** BEGIN **

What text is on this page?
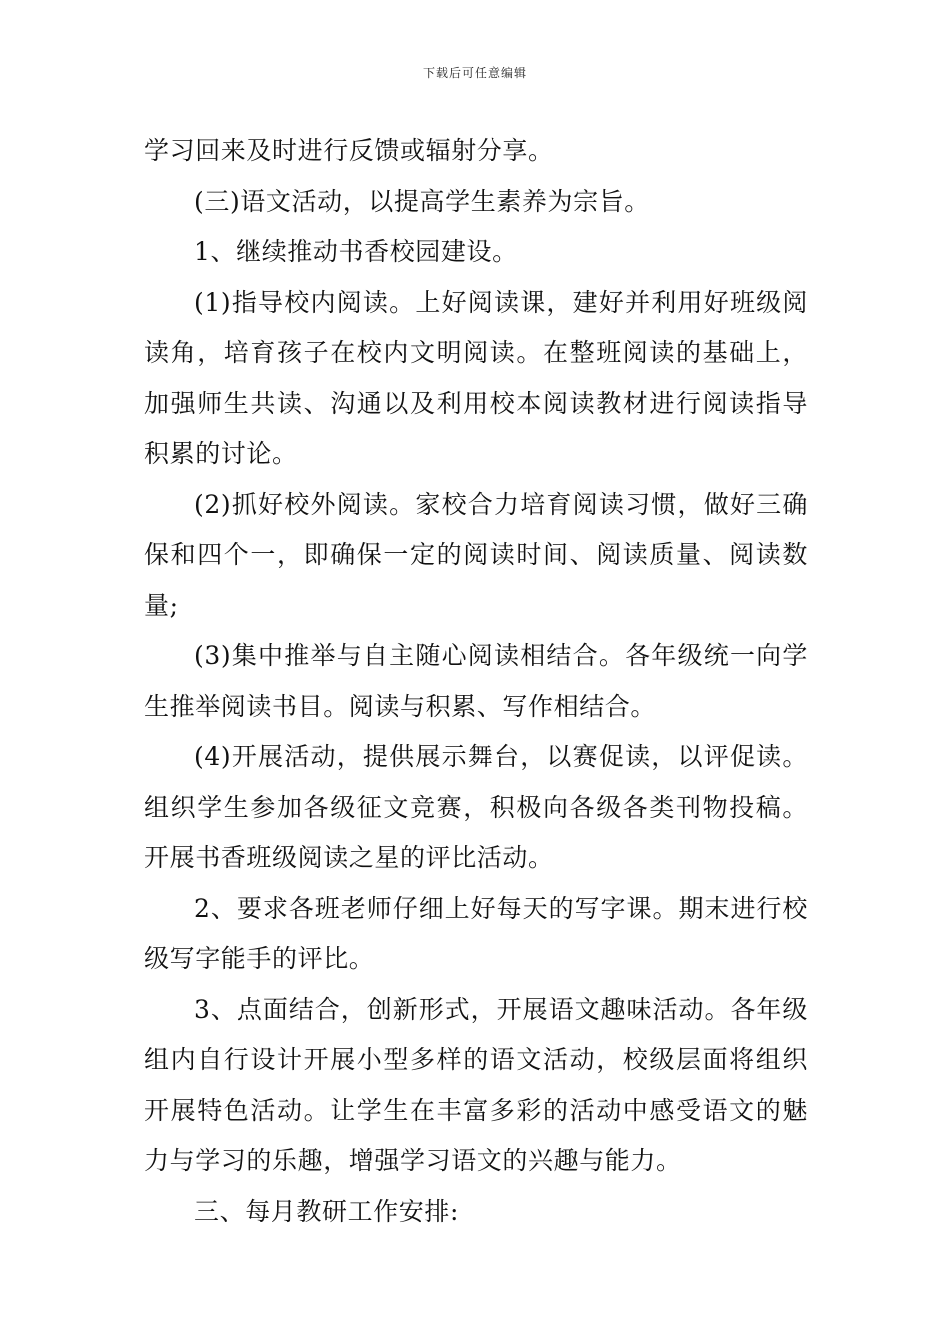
下载后可任意编辑

学习回来及时进行反馈或辐射分享。

(三)语文活动，以提高学生素养为宗旨。

1、继续推动书香校园建设。

(1)指导校内阅读。上好阅读课，建好并利用好班级阅读角，培育孩子在校内文明阅读。在整班阅读的基础上，加强师生共读、沟通以及利用校本阅读教材进行阅读指导积累的讨论。

(2)抓好校外阅读。家校合力培育阅读习惯，做好三确保和四个一，即确保一定的阅读时间、阅读质量、阅读数量;

(3)集中推举与自主随心阅读相结合。各年级统一向学生推举阅读书目。阅读与积累、写作相结合。

(4)开展活动，提供展示舞台，以赛促读，以评促读。组织学生参加各级征文竞赛，积极向各级各类刊物投稿。开展书香班级阅读之星的评比活动。

2、要求各班老师仔细上好每天的写字课。期末进行校级写字能手的评比。

3、点面结合，创新形式，开展语文趣味活动。各年级组内自行设计开展小型多样的语文活动，校级层面将组织开展特色活动。让学生在丰富多彩的活动中感受语文的魅力与学习的乐趣，增强学习语文的兴趣与能力。

三、每月教研工作安排:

** END **

◆ **Work instructions**: Every line is to be duplicated exactly, though pictures stay out.

◆ **Output of the task**:
What text is on this page?
下载后可任意编辑

学习回来及时进行反馈或辐射分享。

(三)语文活动，以提高学生素养为宗旨。

1、继续推动书香校园建设。

(1)指导校内阅读。上好阅读课，建好并利用好班级阅读角，培育孩子在校内文明阅读。在整班阅读的基础上，加强师生共读、沟通以及利用校本阅读教材进行阅读指导积累的讨论。

(2)抓好校外阅读。家校合力培育阅读习惯，做好三确保和四个一，即确保一定的阅读时间、阅读质量、阅读数量;

(3)集中推举与自主随心阅读相结合。各年级统一向学生推举阅读书目。阅读与积累、写作相结合。

(4)开展活动，提供展示舞台，以赛促读，以评促读。组织学生参加各级征文竞赛，积极向各级各类刊物投稿。开展书香班级阅读之星的评比活动。

2、要求各班老师仔细上好每天的写字课。期末进行校级写字能手的评比。

3、点面结合，创新形式，开展语文趣味活动。各年级组内自行设计开展小型多样的语文活动，校级层面将组织开展特色活动。让学生在丰富多彩的活动中感受语文的魅力与学习的乐趣，增强学习语文的兴趣与能力。

三、每月教研工作安排:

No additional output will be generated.